■ Description of the task ■
Print all of the data exactly as written.

■ Provided information ■
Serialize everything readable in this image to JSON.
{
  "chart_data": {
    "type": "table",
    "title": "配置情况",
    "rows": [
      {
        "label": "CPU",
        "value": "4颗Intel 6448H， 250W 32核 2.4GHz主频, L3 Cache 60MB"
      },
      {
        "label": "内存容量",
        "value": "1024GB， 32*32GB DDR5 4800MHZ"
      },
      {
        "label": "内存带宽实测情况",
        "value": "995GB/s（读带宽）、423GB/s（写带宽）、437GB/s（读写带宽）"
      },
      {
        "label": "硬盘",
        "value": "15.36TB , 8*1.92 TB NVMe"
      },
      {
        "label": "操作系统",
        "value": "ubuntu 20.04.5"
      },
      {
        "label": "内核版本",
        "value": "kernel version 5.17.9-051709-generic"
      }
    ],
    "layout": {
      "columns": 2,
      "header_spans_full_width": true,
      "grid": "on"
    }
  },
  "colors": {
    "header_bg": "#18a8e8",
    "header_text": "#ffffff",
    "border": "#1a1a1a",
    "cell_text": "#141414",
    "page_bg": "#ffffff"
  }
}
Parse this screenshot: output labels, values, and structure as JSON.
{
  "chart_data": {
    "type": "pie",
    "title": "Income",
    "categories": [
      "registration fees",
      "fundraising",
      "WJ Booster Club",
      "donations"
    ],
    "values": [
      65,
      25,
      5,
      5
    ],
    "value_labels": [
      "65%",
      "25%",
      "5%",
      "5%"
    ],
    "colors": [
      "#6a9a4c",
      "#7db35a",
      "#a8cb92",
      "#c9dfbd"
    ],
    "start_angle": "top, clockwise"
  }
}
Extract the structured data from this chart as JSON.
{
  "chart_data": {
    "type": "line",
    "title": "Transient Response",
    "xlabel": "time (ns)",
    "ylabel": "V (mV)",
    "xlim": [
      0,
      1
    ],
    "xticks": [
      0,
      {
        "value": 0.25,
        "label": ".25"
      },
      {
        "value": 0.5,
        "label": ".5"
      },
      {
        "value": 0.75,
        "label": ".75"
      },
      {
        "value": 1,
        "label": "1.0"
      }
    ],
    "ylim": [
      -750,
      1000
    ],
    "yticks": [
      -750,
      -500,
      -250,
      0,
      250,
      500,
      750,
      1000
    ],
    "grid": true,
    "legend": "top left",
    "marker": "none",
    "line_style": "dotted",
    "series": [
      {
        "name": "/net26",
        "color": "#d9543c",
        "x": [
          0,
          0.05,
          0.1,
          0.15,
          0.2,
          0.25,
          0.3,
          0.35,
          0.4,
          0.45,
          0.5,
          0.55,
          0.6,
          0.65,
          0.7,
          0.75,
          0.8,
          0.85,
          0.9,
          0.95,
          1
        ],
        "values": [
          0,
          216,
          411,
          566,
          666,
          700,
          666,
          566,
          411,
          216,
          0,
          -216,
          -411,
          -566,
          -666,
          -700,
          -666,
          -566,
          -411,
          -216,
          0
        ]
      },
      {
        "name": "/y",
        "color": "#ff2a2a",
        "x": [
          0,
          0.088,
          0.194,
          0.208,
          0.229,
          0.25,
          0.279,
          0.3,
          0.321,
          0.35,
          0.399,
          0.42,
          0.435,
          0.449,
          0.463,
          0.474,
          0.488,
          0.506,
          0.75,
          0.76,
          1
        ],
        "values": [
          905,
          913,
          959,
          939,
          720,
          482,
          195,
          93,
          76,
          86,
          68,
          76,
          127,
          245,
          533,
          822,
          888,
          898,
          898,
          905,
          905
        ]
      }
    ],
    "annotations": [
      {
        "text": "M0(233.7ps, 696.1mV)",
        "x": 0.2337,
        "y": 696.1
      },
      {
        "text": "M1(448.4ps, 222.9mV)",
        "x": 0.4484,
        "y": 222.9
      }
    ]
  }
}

■ Task result ■
Serialize everything readable in this image to JSON.
{
  "chart_data": {
    "type": "table",
    "title": "配置情况",
    "rows": [
      {
        "label": "CPU",
        "value": "4颗Intel 6448H， 250W 32核 2.4GHz主频, L3 Cache 60MB"
      },
      {
        "label": "内存容量",
        "value": "1024GB， 32*32GB DDR5 4800MHZ"
      },
      {
        "label": "内存带宽实测情况",
        "value": "995GB/s（读带宽）、423GB/s（写带宽）、437GB/s（读写带宽）"
      },
      {
        "label": "硬盘",
        "value": "15.36TB , 8*1.92 TB NVMe"
      },
      {
        "label": "操作系统",
        "value": "ubuntu 20.04.5"
      },
      {
        "label": "内核版本",
        "value": "kernel version 5.17.9-051709-generic"
      }
    ],
    "layout": {
      "columns": 2,
      "header_spans_full_width": true,
      "grid": "on"
    }
  },
  "colors": {
    "header_bg": "#18a8e8",
    "header_text": "#ffffff",
    "border": "#1a1a1a",
    "cell_text": "#141414",
    "page_bg": "#ffffff"
  }
}
Parse this screenshot: output labels, values, and structure as JSON.
{
  "chart_data": {
    "type": "pie",
    "title": "Income",
    "categories": [
      "registration fees",
      "fundraising",
      "WJ Booster Club",
      "donations"
    ],
    "values": [
      65,
      25,
      5,
      5
    ],
    "value_labels": [
      "65%",
      "25%",
      "5%",
      "5%"
    ],
    "colors": [
      "#6a9a4c",
      "#7db35a",
      "#a8cb92",
      "#c9dfbd"
    ],
    "start_angle": "top, clockwise"
  }
}
Extract the structured data from this chart as JSON.
{
  "chart_data": {
    "type": "line",
    "title": "Transient Response",
    "xlabel": "time (ns)",
    "ylabel": "V (mV)",
    "xlim": [
      0,
      1
    ],
    "xticks": [
      0,
      {
        "value": 0.25,
        "label": ".25"
      },
      {
        "value": 0.5,
        "label": ".5"
      },
      {
        "value": 0.75,
        "label": ".75"
      },
      {
        "value": 1,
        "label": "1.0"
      }
    ],
    "ylim": [
      -750,
      1000
    ],
    "yticks": [
      -750,
      -500,
      -250,
      0,
      250,
      500,
      750,
      1000
    ],
    "grid": true,
    "legend": "top left",
    "marker": "none",
    "line_style": "dotted",
    "series": [
      {
        "name": "/net26",
        "color": "#d9543c",
        "x": [
          0,
          0.05,
          0.1,
          0.15,
          0.2,
          0.25,
          0.3,
          0.35,
          0.4,
          0.45,
          0.5,
          0.55,
          0.6,
          0.65,
          0.7,
          0.75,
          0.8,
          0.85,
          0.9,
          0.95,
          1
        ],
        "values": [
          0,
          216,
          411,
          566,
          666,
          700,
          666,
          566,
          411,
          216,
          0,
          -216,
          -411,
          -566,
          -666,
          -700,
          -666,
          -566,
          -411,
          -216,
          0
        ]
      },
      {
        "name": "/y",
        "color": "#ff2a2a",
        "x": [
          0,
          0.088,
          0.194,
          0.208,
          0.229,
          0.25,
          0.279,
          0.3,
          0.321,
          0.35,
          0.399,
          0.42,
          0.435,
          0.449,
          0.463,
          0.474,
          0.488,
          0.506,
          0.75,
          0.76,
          1
        ],
        "values": [
          905,
          913,
          959,
          939,
          720,
          482,
          195,
          93,
          76,
          86,
          68,
          76,
          127,
          245,
          533,
          822,
          888,
          898,
          898,
          905,
          905
        ]
      }
    ],
    "annotations": [
      {
        "text": "M0(233.7ps, 696.1mV)",
        "x": 0.2337,
        "y": 696.1
      },
      {
        "text": "M1(448.4ps, 222.9mV)",
        "x": 0.4484,
        "y": 222.9
      }
    ]
  }
}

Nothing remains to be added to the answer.